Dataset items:
- - -

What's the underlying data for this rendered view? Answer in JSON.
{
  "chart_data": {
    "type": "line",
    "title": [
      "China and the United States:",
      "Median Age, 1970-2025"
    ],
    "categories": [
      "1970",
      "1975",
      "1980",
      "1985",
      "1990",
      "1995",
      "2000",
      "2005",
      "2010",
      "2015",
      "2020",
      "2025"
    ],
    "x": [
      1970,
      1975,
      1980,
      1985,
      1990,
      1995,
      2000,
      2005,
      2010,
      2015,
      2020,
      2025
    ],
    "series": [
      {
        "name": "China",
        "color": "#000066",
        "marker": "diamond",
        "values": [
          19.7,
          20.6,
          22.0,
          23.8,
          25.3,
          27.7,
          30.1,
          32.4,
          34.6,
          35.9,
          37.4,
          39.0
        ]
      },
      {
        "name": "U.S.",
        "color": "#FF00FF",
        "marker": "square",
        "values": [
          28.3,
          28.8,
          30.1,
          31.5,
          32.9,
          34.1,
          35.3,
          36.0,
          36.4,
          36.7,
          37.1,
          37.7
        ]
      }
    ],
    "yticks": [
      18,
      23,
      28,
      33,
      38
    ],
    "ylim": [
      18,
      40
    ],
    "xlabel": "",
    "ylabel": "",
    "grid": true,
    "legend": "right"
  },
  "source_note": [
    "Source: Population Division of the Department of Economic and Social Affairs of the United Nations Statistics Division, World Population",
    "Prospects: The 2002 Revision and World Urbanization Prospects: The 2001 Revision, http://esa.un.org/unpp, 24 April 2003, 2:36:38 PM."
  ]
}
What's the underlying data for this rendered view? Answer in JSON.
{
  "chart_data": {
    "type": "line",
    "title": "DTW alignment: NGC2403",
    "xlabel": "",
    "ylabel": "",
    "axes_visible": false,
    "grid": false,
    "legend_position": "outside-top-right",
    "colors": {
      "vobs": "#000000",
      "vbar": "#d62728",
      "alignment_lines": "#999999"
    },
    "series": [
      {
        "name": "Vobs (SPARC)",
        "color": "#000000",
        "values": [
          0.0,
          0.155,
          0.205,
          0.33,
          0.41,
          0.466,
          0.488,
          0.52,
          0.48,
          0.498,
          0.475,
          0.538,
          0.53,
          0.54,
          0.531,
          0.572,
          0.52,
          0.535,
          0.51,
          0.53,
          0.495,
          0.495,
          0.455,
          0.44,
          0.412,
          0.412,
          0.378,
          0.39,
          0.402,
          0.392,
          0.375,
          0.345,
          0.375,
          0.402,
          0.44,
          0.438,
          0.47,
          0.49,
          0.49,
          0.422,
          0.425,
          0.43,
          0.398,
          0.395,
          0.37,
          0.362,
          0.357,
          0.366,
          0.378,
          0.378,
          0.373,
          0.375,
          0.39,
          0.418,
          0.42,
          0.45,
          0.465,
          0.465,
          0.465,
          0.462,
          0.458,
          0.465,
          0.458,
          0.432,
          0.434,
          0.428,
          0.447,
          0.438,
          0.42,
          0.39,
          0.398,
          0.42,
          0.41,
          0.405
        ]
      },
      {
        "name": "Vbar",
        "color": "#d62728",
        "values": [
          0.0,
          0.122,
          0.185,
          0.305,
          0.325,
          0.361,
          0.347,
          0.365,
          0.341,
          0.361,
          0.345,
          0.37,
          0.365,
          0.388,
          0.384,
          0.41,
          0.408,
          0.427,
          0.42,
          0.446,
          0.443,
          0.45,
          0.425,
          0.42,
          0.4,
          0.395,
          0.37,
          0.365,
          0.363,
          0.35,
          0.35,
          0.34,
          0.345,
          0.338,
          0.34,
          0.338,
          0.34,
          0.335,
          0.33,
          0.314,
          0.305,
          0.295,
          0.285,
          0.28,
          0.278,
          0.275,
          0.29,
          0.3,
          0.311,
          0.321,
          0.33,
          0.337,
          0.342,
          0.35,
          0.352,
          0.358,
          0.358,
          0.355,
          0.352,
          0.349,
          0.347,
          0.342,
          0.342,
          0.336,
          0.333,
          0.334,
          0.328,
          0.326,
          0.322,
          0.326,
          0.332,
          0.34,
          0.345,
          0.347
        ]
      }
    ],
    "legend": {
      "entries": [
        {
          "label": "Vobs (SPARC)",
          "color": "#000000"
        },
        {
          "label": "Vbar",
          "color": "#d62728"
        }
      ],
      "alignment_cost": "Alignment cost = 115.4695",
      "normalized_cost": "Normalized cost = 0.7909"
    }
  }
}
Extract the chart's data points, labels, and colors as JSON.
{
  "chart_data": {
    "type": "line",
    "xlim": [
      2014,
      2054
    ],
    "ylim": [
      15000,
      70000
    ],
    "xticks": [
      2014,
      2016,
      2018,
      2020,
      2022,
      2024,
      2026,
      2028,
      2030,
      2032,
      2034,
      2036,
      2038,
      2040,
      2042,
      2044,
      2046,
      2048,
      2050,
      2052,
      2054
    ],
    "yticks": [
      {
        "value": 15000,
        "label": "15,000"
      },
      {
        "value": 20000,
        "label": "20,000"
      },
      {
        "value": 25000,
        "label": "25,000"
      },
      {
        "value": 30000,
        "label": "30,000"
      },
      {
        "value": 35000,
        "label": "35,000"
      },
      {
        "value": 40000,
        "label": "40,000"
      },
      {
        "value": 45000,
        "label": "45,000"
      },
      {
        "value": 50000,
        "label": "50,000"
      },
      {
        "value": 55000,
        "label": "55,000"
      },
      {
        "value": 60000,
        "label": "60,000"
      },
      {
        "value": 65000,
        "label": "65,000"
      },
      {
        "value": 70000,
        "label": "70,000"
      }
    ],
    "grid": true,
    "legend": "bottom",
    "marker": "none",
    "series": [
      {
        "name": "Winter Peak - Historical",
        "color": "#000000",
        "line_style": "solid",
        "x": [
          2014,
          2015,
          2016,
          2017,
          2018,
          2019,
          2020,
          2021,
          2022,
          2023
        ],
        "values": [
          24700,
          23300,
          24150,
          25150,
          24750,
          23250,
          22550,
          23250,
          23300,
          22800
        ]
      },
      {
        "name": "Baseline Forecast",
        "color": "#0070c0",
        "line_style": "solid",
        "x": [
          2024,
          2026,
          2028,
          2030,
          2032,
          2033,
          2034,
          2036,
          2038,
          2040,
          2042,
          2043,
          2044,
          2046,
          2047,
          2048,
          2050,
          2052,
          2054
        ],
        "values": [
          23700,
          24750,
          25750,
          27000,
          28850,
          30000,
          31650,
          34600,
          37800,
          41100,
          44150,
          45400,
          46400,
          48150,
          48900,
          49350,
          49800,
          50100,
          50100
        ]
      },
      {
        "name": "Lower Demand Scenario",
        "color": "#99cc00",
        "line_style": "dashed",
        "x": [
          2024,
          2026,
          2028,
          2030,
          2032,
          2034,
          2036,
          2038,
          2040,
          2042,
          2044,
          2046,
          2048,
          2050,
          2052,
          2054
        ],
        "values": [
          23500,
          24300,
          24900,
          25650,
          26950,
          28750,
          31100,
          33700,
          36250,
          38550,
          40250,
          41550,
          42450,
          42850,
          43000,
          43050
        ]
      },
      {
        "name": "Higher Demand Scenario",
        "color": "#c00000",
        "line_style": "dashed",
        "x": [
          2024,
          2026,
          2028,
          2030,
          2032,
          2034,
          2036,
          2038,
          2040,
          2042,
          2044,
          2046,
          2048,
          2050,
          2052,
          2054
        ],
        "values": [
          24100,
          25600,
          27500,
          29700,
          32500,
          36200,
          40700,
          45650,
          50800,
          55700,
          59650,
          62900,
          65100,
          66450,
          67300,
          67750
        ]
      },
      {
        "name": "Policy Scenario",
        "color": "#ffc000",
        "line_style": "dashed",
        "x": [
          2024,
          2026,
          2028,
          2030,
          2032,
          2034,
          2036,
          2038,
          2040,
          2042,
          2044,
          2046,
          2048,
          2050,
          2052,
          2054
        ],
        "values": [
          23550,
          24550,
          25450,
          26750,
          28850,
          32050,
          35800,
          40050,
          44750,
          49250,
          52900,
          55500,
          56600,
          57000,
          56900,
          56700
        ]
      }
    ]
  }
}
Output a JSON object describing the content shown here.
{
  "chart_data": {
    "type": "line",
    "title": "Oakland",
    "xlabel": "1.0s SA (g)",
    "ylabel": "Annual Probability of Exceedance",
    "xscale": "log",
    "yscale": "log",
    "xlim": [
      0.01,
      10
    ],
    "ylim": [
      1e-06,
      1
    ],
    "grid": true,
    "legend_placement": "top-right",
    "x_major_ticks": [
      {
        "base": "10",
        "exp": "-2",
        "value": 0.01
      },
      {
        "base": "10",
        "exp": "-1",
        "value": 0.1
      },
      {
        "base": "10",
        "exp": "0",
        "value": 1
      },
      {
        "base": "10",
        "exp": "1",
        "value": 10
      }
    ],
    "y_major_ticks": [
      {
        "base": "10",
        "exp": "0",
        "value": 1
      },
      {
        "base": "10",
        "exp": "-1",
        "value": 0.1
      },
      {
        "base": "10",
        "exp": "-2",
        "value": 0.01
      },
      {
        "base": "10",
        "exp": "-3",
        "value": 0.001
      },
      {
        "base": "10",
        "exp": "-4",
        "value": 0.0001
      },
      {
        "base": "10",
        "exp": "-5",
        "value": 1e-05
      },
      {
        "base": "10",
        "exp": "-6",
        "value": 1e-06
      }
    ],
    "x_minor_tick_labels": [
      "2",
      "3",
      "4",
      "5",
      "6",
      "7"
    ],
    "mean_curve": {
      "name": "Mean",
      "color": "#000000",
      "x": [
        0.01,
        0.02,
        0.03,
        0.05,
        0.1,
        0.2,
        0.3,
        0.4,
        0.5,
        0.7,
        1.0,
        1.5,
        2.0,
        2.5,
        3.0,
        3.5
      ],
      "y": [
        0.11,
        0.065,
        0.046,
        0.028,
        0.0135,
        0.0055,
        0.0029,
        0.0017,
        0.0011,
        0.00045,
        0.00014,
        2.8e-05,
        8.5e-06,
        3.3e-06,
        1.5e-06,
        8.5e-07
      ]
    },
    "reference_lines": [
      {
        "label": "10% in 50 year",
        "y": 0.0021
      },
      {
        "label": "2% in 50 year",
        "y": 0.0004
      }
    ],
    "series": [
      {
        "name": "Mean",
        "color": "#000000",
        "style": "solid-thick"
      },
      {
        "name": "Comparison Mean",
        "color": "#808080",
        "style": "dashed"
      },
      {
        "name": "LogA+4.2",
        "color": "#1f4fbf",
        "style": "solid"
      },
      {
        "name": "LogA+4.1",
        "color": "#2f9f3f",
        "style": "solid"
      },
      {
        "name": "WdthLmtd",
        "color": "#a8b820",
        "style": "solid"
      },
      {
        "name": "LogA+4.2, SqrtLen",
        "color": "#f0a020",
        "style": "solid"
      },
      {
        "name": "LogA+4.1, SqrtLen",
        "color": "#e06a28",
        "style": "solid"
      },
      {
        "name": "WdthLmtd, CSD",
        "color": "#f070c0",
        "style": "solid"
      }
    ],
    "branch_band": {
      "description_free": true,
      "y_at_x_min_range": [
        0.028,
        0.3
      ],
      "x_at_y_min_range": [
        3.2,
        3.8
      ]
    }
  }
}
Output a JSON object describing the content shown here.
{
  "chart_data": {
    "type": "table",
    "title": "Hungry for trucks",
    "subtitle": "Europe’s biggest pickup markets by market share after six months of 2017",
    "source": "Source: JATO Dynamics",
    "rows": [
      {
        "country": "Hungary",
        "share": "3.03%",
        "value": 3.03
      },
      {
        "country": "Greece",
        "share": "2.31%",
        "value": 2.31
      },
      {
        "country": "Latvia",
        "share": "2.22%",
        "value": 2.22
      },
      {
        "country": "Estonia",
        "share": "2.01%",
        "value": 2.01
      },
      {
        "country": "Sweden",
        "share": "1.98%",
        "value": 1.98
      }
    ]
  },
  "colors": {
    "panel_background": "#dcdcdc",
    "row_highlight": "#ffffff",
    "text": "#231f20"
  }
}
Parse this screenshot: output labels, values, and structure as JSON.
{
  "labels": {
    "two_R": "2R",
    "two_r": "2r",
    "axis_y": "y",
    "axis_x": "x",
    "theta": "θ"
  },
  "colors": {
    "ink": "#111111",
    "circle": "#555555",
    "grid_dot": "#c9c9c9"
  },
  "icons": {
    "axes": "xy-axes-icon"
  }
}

- - -

Set task: Wherever the word "country" occurs in a line of the listing, copy that line.

Response to the task:
        "country": "Hungary",
        "country": "Greece",
        "country": "Latvia",
        "country": "Estonia",
        "country": "Sweden",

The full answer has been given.